**Exercise inputs**.

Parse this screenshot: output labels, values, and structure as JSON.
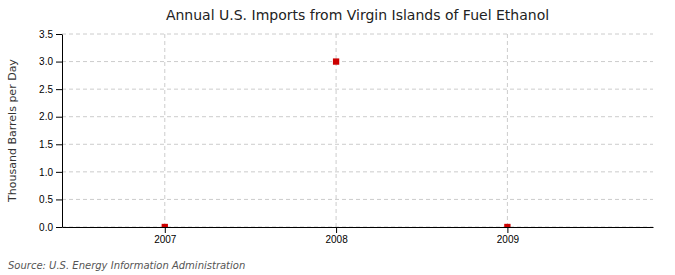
{
  "chart_data": {
    "type": "scatter",
    "title": "Annual U.S. Imports from Virgin Islands of Fuel Ethanol",
    "y_label": "Thousand Barrels per Day",
    "annotations": [
      "Source: U.S. Energy Information Administration"
    ],
    "x": [
      2007,
      2008,
      2009
    ],
    "values": [
      0.0,
      3.0,
      0.0
    ],
    "color": "#cc0000",
    "marker": "square",
    "xlim": [
      2006.4,
      2009.85
    ],
    "xticks": [
      2007,
      2008,
      2009
    ],
    "ylim": [
      0.0,
      3.5
    ],
    "yticks": [
      {
        "value": 0.0,
        "label": "0.0"
      },
      0.5,
      {
        "value": 1.0,
        "label": "1.0"
      },
      1.5,
      {
        "value": 2.0,
        "label": "2.0"
      },
      2.5,
      {
        "value": 3.0,
        "label": "3.0"
      },
      3.5
    ],
    "grid": true
  }
}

**Problem to solve**. Quote the entries in full. Any image among them is to be omitted from the copy.

**The completed task**.
Parse this screenshot: output labels, values, and structure as JSON.
{
  "chart_data": {
    "type": "scatter",
    "title": "Annual U.S. Imports from Virgin Islands of Fuel Ethanol",
    "y_label": "Thousand Barrels per Day",
    "annotations": [
      "Source: U.S. Energy Information Administration"
    ],
    "x": [
      2007,
      2008,
      2009
    ],
    "values": [
      0.0,
      3.0,
      0.0
    ],
    "color": "#cc0000",
    "marker": "square",
    "xlim": [
      2006.4,
      2009.85
    ],
    "xticks": [
      2007,
      2008,
      2009
    ],
    "ylim": [
      0.0,
      3.5
    ],
    "yticks": [
      {
        "value": 0.0,
        "label": "0.0"
      },
      0.5,
      {
        "value": 1.0,
        "label": "1.0"
      },
      1.5,
      {
        "value": 2.0,
        "label": "2.0"
      },
      2.5,
      {
        "value": 3.0,
        "label": "3.0"
      },
      3.5
    ],
    "grid": true
  }
}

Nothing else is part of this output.